**What the exercise asks:** Find each line in the following listing that has the string "English", then state the count and nothing else.

**Extracted entries:**
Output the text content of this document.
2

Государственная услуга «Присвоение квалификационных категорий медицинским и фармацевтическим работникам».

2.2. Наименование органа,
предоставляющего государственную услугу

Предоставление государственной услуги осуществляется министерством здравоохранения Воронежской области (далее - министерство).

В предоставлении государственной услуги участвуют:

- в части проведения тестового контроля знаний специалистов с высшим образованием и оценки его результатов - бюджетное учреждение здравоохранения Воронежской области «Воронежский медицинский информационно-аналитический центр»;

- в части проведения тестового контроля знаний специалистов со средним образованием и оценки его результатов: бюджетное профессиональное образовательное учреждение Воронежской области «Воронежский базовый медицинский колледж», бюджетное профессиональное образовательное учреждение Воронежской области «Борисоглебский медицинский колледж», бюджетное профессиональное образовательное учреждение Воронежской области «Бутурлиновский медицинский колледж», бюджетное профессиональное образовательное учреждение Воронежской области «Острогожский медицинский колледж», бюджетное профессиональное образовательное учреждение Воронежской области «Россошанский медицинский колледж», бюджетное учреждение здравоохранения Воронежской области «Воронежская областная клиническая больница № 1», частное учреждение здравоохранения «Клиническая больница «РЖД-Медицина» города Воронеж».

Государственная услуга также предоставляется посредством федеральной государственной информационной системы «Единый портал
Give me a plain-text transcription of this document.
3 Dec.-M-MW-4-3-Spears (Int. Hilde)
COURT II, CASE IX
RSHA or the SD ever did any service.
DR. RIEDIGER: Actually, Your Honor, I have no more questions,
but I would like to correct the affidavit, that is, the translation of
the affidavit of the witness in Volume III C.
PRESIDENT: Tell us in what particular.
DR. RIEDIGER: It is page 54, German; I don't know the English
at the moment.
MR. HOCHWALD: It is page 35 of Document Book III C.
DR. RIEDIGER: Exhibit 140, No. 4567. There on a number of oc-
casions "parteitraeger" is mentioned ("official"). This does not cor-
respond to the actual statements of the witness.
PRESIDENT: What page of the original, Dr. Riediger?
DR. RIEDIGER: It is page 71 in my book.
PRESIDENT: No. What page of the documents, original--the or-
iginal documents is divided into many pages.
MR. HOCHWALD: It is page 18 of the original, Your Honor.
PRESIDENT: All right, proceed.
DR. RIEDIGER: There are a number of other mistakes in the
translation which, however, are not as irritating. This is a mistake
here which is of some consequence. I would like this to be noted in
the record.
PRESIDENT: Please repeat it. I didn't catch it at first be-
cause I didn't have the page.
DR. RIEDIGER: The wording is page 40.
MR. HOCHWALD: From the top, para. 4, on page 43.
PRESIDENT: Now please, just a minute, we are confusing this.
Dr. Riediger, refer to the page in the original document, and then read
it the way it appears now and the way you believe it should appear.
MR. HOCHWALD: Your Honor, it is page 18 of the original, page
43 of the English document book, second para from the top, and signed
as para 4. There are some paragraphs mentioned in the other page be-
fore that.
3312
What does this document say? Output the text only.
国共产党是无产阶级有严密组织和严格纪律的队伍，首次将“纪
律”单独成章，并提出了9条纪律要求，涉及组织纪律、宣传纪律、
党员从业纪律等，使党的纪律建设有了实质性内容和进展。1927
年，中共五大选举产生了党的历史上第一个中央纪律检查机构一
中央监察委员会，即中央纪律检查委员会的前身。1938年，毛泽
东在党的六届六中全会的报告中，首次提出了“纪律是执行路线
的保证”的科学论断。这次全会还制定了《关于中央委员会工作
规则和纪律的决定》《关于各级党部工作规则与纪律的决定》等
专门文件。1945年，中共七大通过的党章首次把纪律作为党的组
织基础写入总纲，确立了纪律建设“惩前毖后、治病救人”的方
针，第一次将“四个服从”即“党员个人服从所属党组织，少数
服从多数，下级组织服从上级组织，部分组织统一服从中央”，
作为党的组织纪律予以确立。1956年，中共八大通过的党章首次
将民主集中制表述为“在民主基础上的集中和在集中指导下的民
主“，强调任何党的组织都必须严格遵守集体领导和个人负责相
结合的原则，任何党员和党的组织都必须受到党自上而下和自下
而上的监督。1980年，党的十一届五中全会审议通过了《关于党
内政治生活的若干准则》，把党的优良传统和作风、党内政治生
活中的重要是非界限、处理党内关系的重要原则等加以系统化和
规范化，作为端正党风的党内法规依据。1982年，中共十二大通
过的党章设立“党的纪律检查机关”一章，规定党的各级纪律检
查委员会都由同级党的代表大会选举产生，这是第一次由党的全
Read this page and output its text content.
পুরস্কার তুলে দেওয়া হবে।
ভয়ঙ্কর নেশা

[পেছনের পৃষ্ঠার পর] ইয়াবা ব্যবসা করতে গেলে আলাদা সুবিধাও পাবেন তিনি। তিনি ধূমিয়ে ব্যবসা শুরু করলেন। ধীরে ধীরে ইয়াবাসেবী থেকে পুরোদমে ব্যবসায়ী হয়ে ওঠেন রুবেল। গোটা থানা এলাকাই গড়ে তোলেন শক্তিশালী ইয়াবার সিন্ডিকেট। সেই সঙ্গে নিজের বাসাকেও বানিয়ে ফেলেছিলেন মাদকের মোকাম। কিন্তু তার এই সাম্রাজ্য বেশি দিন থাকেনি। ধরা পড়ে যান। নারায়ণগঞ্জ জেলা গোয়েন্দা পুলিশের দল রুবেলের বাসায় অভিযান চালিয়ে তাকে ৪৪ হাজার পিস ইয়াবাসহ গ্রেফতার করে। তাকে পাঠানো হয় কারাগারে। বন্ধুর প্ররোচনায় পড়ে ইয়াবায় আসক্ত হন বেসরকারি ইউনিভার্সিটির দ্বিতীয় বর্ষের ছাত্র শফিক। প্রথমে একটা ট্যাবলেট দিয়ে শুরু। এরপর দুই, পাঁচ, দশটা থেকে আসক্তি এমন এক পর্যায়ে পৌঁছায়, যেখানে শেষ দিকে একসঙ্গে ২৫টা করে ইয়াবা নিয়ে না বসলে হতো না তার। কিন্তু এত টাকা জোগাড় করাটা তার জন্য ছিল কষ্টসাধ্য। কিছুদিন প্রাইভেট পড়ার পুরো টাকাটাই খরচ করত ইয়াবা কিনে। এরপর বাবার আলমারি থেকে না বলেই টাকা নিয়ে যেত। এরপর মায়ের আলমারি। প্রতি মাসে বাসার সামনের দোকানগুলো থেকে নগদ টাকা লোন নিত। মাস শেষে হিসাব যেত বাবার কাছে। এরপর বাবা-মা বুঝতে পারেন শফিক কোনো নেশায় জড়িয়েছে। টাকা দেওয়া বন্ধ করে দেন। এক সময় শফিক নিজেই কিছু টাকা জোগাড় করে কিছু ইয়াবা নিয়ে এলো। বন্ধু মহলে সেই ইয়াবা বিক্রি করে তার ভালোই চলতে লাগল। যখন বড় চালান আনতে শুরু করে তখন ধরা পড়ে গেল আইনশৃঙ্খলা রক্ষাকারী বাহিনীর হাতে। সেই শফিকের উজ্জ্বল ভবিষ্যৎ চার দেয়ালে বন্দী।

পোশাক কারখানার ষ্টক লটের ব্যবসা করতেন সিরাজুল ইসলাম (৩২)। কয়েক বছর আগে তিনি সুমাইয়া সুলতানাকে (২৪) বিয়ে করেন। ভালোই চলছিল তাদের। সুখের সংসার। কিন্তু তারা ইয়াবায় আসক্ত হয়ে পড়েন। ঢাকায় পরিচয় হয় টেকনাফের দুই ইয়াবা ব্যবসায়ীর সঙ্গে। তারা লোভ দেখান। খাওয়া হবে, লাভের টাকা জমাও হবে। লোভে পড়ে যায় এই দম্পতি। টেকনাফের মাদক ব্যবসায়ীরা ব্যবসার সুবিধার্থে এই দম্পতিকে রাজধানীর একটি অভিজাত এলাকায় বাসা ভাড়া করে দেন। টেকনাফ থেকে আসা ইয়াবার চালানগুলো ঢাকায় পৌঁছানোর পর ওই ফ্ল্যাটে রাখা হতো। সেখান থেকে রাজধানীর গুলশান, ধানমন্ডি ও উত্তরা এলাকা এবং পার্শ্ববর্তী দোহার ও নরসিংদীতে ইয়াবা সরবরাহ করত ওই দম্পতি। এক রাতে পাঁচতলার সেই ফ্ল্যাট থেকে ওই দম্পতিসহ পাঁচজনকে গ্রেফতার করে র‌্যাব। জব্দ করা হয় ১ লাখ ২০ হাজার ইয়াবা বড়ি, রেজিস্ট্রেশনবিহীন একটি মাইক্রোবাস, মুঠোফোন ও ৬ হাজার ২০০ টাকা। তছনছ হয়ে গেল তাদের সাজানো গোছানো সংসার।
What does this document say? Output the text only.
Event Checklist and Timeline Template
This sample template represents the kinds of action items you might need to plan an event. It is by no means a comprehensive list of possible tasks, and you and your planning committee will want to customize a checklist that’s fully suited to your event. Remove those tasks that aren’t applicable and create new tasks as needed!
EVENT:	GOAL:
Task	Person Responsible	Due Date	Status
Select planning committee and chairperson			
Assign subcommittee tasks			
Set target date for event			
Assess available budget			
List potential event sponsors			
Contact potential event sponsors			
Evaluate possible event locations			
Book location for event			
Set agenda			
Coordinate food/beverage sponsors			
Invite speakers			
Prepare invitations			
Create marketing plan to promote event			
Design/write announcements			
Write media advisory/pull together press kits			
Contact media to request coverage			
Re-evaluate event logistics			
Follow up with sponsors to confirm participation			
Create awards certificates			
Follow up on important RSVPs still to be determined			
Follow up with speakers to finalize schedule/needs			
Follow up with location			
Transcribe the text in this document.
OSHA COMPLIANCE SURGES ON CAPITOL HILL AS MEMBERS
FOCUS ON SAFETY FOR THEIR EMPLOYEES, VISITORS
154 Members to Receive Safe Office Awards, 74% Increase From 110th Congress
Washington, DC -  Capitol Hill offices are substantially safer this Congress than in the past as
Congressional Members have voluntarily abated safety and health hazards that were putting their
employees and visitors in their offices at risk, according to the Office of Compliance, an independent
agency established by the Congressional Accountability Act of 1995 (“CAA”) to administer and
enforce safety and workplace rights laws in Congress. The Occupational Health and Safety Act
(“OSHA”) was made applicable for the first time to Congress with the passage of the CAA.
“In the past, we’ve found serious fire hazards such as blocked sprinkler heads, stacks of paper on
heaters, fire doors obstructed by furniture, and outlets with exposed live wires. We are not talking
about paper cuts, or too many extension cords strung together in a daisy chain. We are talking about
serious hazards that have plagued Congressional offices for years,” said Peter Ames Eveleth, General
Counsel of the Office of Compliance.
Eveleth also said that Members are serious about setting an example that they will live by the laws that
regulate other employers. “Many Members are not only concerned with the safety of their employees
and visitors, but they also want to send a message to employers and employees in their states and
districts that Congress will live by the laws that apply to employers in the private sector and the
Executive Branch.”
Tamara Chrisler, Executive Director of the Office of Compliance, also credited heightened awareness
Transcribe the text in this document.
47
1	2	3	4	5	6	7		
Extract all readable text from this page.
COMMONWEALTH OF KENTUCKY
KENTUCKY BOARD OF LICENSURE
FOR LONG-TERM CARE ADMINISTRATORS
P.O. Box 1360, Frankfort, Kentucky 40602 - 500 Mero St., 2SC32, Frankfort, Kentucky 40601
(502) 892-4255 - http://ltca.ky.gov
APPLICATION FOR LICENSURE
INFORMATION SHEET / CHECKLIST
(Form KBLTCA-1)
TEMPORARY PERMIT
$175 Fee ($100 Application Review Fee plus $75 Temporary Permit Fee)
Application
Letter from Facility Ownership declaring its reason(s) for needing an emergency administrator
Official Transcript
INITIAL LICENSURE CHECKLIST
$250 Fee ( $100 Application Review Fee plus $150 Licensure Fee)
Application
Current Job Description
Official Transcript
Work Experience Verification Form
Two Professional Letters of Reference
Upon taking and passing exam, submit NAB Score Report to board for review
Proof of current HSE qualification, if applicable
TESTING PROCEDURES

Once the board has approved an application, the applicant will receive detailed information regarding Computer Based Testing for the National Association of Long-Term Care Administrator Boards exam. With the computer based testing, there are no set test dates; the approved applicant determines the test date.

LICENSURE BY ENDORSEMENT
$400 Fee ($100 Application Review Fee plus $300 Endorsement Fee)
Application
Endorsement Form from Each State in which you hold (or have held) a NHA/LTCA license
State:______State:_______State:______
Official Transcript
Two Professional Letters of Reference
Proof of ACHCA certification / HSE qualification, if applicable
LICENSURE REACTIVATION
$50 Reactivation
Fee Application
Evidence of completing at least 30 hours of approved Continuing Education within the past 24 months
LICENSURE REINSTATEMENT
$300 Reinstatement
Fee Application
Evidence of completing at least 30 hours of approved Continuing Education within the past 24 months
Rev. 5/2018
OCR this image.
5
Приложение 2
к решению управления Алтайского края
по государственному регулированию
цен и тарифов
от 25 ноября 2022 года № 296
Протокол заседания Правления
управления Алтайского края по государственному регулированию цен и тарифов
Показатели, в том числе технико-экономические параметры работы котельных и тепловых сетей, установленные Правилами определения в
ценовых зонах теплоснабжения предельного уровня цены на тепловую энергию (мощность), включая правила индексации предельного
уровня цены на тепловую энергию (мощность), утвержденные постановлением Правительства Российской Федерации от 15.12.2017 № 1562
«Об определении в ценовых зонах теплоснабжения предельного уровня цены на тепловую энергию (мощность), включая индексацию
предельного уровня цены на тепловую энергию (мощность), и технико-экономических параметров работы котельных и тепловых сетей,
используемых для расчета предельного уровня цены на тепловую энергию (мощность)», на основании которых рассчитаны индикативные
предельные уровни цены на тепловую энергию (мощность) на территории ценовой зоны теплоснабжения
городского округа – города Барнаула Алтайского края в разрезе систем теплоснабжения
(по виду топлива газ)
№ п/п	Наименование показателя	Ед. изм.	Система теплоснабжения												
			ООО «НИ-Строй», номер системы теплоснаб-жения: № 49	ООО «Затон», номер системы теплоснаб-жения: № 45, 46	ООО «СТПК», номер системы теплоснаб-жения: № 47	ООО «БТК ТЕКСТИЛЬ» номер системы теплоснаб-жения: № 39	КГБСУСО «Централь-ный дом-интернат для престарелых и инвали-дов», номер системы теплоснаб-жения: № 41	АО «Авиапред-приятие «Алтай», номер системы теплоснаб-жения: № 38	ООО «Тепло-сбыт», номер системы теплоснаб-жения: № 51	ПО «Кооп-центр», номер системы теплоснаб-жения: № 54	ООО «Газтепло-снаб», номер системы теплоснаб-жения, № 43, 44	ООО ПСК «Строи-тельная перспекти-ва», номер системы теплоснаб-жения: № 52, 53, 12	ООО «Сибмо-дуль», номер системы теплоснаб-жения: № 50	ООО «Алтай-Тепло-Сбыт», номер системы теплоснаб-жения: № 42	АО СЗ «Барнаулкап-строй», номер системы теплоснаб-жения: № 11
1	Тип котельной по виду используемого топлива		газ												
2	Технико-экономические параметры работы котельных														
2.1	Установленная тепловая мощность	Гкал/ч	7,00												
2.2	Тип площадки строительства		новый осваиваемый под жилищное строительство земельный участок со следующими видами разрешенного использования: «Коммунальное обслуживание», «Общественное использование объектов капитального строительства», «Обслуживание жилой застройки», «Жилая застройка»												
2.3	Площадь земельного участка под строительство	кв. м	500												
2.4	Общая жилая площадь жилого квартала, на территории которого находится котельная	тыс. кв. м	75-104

**Solution:** 2